## Directions
Update the records below by replacing every "chevron-down-icon" with "arrow-down-icon", leaving everything else unchanged. Omit the pictures from your answer.

[Rows from a dataset]
● ● ●

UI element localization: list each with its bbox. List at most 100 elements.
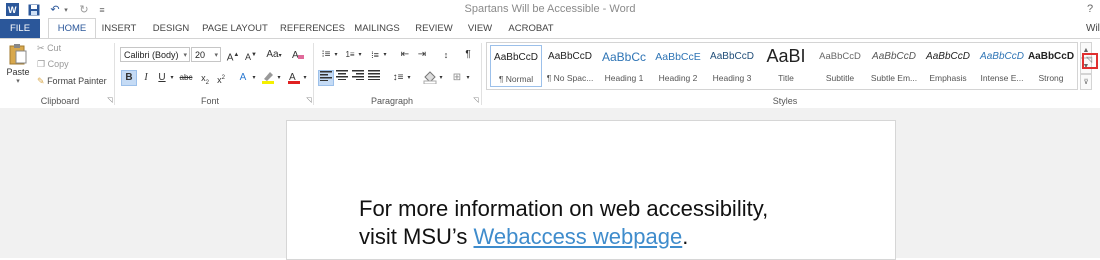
format-painter-button[interactable]: ✎ Format Painter — [37, 76, 107, 87]
font-family-value: Calibri (Body) — [124, 50, 179, 60]
subscript-button[interactable]: x2 — [197, 70, 213, 86]
paste-button[interactable]: Paste ▾ — [5, 43, 31, 93]
tab-references[interactable]: REFERENCES — [280, 19, 345, 38]
style-name: Subtitle — [825, 73, 855, 83]
clipboard-launcher-icon[interactable]: ◹ — [106, 97, 114, 105]
align-right-icon[interactable] — [350, 70, 366, 86]
user-name[interactable]: Wil — [1086, 23, 1100, 34]
style-name: ¶ No Spac... — [546, 73, 594, 83]
justify-icon[interactable] — [366, 70, 382, 86]
shading-icon[interactable] — [422, 70, 438, 86]
document-page[interactable]: For more information on web accessibilit… — [286, 120, 896, 260]
font-size-combo[interactable]: 20 ▾ — [191, 47, 221, 62]
tab-file[interactable]: FILE — [0, 19, 40, 38]
tab-insert[interactable]: INSERT — [98, 19, 140, 38]
style-subtle-emphasis[interactable]: AaBbCcD Subtle Em... — [868, 45, 920, 87]
style-preview: AaBbCcD — [710, 51, 754, 62]
tab-mailings[interactable]: MAILINGS — [352, 19, 402, 38]
chevron-down-icon: ▾ — [214, 52, 218, 59]
style-name: Heading 2 — [658, 73, 698, 83]
style-name: Emphasis — [929, 73, 967, 83]
document-title: Spartans Will be Accessible - Word — [464, 3, 636, 15]
chevron-down-icon[interactable]: ▾ — [381, 47, 389, 63]
tab-review[interactable]: REVIEW — [412, 19, 456, 38]
grow-font-button[interactable]: A▲ — [225, 47, 241, 63]
style-title[interactable]: AaBI Title — [760, 45, 812, 87]
line-spacing-icon[interactable]: ↕≡ — [390, 70, 406, 86]
webaccess-link[interactable]: Webaccess webpage — [474, 224, 683, 249]
cut-button[interactable]: ✂ Cut — [37, 43, 61, 54]
underline-dropdown-icon[interactable]: ▾ — [168, 70, 176, 86]
document-area: For more information on web accessibilit… — [0, 108, 1100, 260]
font-color-icon[interactable]: A — [286, 70, 302, 86]
decrease-indent-icon[interactable]: ⇤ — [397, 47, 413, 63]
chevron-down-icon[interactable]: ▾ — [437, 70, 445, 86]
style-preview: AaBbCcD — [926, 51, 970, 62]
paste-dropdown-icon: ▾ — [16, 78, 20, 85]
show-formatting-icon[interactable]: ¶ — [460, 47, 476, 63]
tab-page-layout[interactable]: PAGE LAYOUT — [202, 19, 268, 38]
style-intense-emphasis[interactable]: AaBbCcD Intense E... — [976, 45, 1028, 87]
tab-design[interactable]: DESIGN — [148, 19, 194, 38]
style-preview: AaBbCcD — [872, 51, 916, 62]
ribbon: Paste ▾ ✂ Cut ❐ Copy ✎ Format Painter Cl… — [0, 38, 1100, 110]
style-subtitle[interactable]: AaBbCcD Subtitle — [814, 45, 866, 87]
style-heading-1[interactable]: AaBbCc Heading 1 — [598, 45, 650, 87]
style-name: Heading 3 — [712, 73, 752, 83]
document-line-2-suffix: . — [682, 224, 689, 249]
style-preview: AaBbCcD — [819, 51, 861, 62]
bold-button[interactable]: B — [121, 70, 137, 86]
font-family-combo[interactable]: Calibri (Body) ▾ — [120, 47, 190, 62]
scissors-icon: ✂ — [37, 43, 45, 53]
sort-icon[interactable]: ↕ — [438, 47, 454, 63]
styles-launcher-button[interactable]: ◹ — [1082, 53, 1098, 69]
align-left-icon[interactable] — [318, 70, 334, 86]
clear-formatting-icon[interactable]: A — [290, 47, 306, 63]
style-strong[interactable]: AaBbCcD Strong — [1025, 45, 1077, 87]
style-name: Title — [778, 73, 794, 83]
copy-button[interactable]: ❐ Copy — [37, 59, 69, 70]
chevron-down-icon[interactable]: ▾ — [464, 70, 472, 86]
highlighter-icon[interactable] — [260, 70, 276, 86]
tab-acrobat[interactable]: ACROBAT — [505, 19, 557, 38]
copy-icon: ❐ — [37, 59, 46, 69]
style-heading-3[interactable]: AaBbCcD Heading 3 — [706, 45, 758, 87]
chevron-down-icon[interactable]: ▾ — [405, 70, 413, 86]
clipboard-icon — [9, 43, 27, 65]
tab-view[interactable]: VIEW — [463, 19, 497, 38]
chevron-down-icon[interactable]: ▾ — [332, 47, 340, 63]
style-emphasis[interactable]: AaBbCcD Emphasis — [922, 45, 974, 87]
font-size-value: 20 — [195, 50, 206, 60]
paragraph-launcher-icon[interactable]: ◹ — [472, 97, 480, 105]
style-name: Heading 1 — [604, 73, 644, 83]
style-preview: AaBbCcD — [1027, 51, 1075, 62]
style-heading-2[interactable]: AaBbCcE Heading 2 — [652, 45, 704, 87]
borders-icon[interactable]: ⊞ — [449, 70, 465, 86]
style-no-spacing[interactable]: AaBbCcD ¶ No Spac... — [544, 45, 596, 87]
document-line-2: visit MSU’s Webaccess webpage. — [359, 223, 768, 251]
chevron-down-icon[interactable]: ▾ — [275, 70, 283, 86]
more-styles-icon[interactable]: ⊽ — [1080, 74, 1092, 90]
style-preview: AaBbCcD — [494, 52, 538, 63]
strikethrough-button[interactable]: abc — [178, 70, 194, 86]
chevron-down-icon[interactable]: ▾ — [301, 70, 309, 86]
chevron-down-icon[interactable]: ▾ — [356, 47, 364, 63]
paste-label: Paste — [6, 67, 30, 77]
shrink-font-button[interactable]: A▼ — [243, 47, 259, 63]
chevron-down-icon[interactable]: ▾ — [250, 70, 258, 86]
text-effects-icon[interactable]: A — [235, 70, 251, 86]
change-case-button[interactable]: Aa▾ — [263, 47, 285, 63]
change-case-label: Aa — [266, 49, 279, 60]
format-painter-label: Format Painter — [47, 76, 107, 86]
svg-text:A: A — [292, 50, 299, 61]
align-center-icon[interactable] — [334, 70, 350, 86]
title-bar: W ↶ ▾ ↻ ≡ Spartans Will be Accessible - … — [0, 0, 1100, 19]
increase-indent-icon[interactable]: ⇥ — [414, 47, 430, 63]
italic-button[interactable]: I — [138, 70, 154, 86]
help-button[interactable]: ? — [1087, 3, 1093, 15]
font-launcher-icon[interactable]: ◹ — [305, 97, 313, 105]
superscript-button[interactable]: x2 — [213, 70, 229, 86]
tab-home[interactable]: HOME — [48, 18, 96, 39]
style-name: Subtle Em... — [870, 73, 918, 83]
style-normal[interactable]: AaBbCcD ¶ Normal — [490, 45, 542, 87]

● ● ●

## Completed exercise
UI element localization: list each with its bbox. List at most 100 elements.
format-painter-button[interactable]: ✎ Format Painter — [37, 76, 107, 87]
font-family-value: Calibri (Body) — [124, 50, 179, 60]
subscript-button[interactable]: x2 — [197, 70, 213, 86]
paste-button[interactable]: Paste ▾ — [5, 43, 31, 93]
tab-references[interactable]: REFERENCES — [280, 19, 345, 38]
style-name: Subtitle — [825, 73, 855, 83]
clipboard-launcher-icon[interactable]: ◹ — [106, 97, 114, 105]
align-right-icon[interactable] — [350, 70, 366, 86]
user-name[interactable]: Wil — [1086, 23, 1100, 34]
style-name: ¶ No Spac... — [546, 73, 594, 83]
justify-icon[interactable] — [366, 70, 382, 86]
shading-icon[interactable] — [422, 70, 438, 86]
document-page[interactable]: For more information on web accessibilit… — [286, 120, 896, 260]
font-size-combo[interactable]: 20 ▾ — [191, 47, 221, 62]
tab-file[interactable]: FILE — [0, 19, 40, 38]
tab-insert[interactable]: INSERT — [98, 19, 140, 38]
style-subtle-emphasis[interactable]: AaBbCcD Subtle Em... — [868, 45, 920, 87]
style-preview: AaBbCcD — [710, 51, 754, 62]
tab-mailings[interactable]: MAILINGS — [352, 19, 402, 38]
arrow-down-icon: ▾ — [214, 52, 218, 59]
style-name: Heading 2 — [658, 73, 698, 83]
style-name: Emphasis — [929, 73, 967, 83]
document-title: Spartans Will be Accessible - Word — [464, 3, 636, 15]
arrow-down-icon[interactable]: ▾ — [381, 47, 389, 63]
tab-review[interactable]: REVIEW — [412, 19, 456, 38]
grow-font-button[interactable]: A▲ — [225, 47, 241, 63]
style-title[interactable]: AaBI Title — [760, 45, 812, 87]
line-spacing-icon[interactable]: ↕≡ — [390, 70, 406, 86]
webaccess-link[interactable]: Webaccess webpage — [474, 224, 683, 249]
cut-button[interactable]: ✂ Cut — [37, 43, 61, 54]
underline-dropdown-icon[interactable]: ▾ — [168, 70, 176, 86]
document-area: For more information on web accessibilit… — [0, 108, 1100, 260]
font-color-icon[interactable]: A — [286, 70, 302, 86]
decrease-indent-icon[interactable]: ⇤ — [397, 47, 413, 63]
arrow-down-icon[interactable]: ▾ — [437, 70, 445, 86]
style-preview: AaBbCcD — [926, 51, 970, 62]
paste-dropdown-icon: ▾ — [16, 78, 20, 85]
show-formatting-icon[interactable]: ¶ — [460, 47, 476, 63]
tab-page-layout[interactable]: PAGE LAYOUT — [202, 19, 268, 38]
style-intense-emphasis[interactable]: AaBbCcD Intense E... — [976, 45, 1028, 87]
tab-design[interactable]: DESIGN — [148, 19, 194, 38]
style-preview: AaBbCcD — [872, 51, 916, 62]
ribbon: Paste ▾ ✂ Cut ❐ Copy ✎ Format Painter Cl… — [0, 38, 1100, 110]
style-subtitle[interactable]: AaBbCcD Subtitle — [814, 45, 866, 87]
style-heading-1[interactable]: AaBbCc Heading 1 — [598, 45, 650, 87]
style-name: Heading 3 — [712, 73, 752, 83]
document-line-2-suffix: . — [682, 224, 689, 249]
style-preview: AaBbCcD — [819, 51, 861, 62]
bold-button[interactable]: B — [121, 70, 137, 86]
font-family-combo[interactable]: Calibri (Body) ▾ — [120, 47, 190, 62]
scissors-icon: ✂ — [37, 43, 45, 53]
sort-icon[interactable]: ↕ — [438, 47, 454, 63]
styles-launcher-button[interactable]: ◹ — [1082, 53, 1098, 69]
align-left-icon[interactable] — [318, 70, 334, 86]
clear-formatting-icon[interactable]: A — [290, 47, 306, 63]
style-strong[interactable]: AaBbCcD Strong — [1025, 45, 1077, 87]
style-name: Title — [778, 73, 794, 83]
copy-button[interactable]: ❐ Copy — [37, 59, 69, 70]
arrow-down-icon[interactable]: ▾ — [464, 70, 472, 86]
highlighter-icon[interactable] — [260, 70, 276, 86]
tab-acrobat[interactable]: ACROBAT — [505, 19, 557, 38]
copy-icon: ❐ — [37, 59, 46, 69]
style-heading-3[interactable]: AaBbCcD Heading 3 — [706, 45, 758, 87]
arrow-down-icon[interactable]: ▾ — [405, 70, 413, 86]
clipboard-icon — [9, 43, 27, 65]
tab-view[interactable]: VIEW — [463, 19, 497, 38]
arrow-down-icon[interactable]: ▾ — [332, 47, 340, 63]
style-emphasis[interactable]: AaBbCcD Emphasis — [922, 45, 974, 87]
font-size-value: 20 — [195, 50, 206, 60]
paragraph-launcher-icon[interactable]: ◹ — [472, 97, 480, 105]
style-name: Heading 1 — [604, 73, 644, 83]
style-preview: AaBbCcD — [1027, 51, 1075, 62]
style-heading-2[interactable]: AaBbCcE Heading 2 — [652, 45, 704, 87]
borders-icon[interactable]: ⊞ — [449, 70, 465, 86]
style-no-spacing[interactable]: AaBbCcD ¶ No Spac... — [544, 45, 596, 87]
document-line-2: visit MSU’s Webaccess webpage. — [359, 223, 768, 251]
arrow-down-icon[interactable]: ▾ — [275, 70, 283, 86]
more-styles-icon[interactable]: ⊽ — [1080, 74, 1092, 90]
style-preview: AaBbCcD — [494, 52, 538, 63]
strikethrough-button[interactable]: abc — [178, 70, 194, 86]
arrow-down-icon[interactable]: ▾ — [301, 70, 309, 86]
arrow-down-icon[interactable]: ▾ — [356, 47, 364, 63]
paste-label: Paste — [6, 67, 30, 77]
shrink-font-button[interactable]: A▼ — [243, 47, 259, 63]
arrow-down-icon[interactable]: ▾ — [250, 70, 258, 86]
text-effects-icon[interactable]: A — [235, 70, 251, 86]
change-case-button[interactable]: Aa▾ — [263, 47, 285, 63]
change-case-label: Aa — [266, 49, 279, 60]
format-painter-label: Format Painter — [47, 76, 107, 86]
svg-text:A: A — [292, 50, 299, 61]
align-center-icon[interactable] — [334, 70, 350, 86]
title-bar: W ↶ ▾ ↻ ≡ Spartans Will be Accessible - … — [0, 0, 1100, 19]
increase-indent-icon[interactable]: ⇥ — [414, 47, 430, 63]
italic-button[interactable]: I — [138, 70, 154, 86]
help-button[interactable]: ? — [1087, 3, 1093, 15]
font-launcher-icon[interactable]: ◹ — [305, 97, 313, 105]
superscript-button[interactable]: x2 — [213, 70, 229, 86]
tab-home[interactable]: HOME — [48, 18, 96, 39]
style-name: Subtle Em... — [870, 73, 918, 83]
style-normal[interactable]: AaBbCcD ¶ Normal — [490, 45, 542, 87]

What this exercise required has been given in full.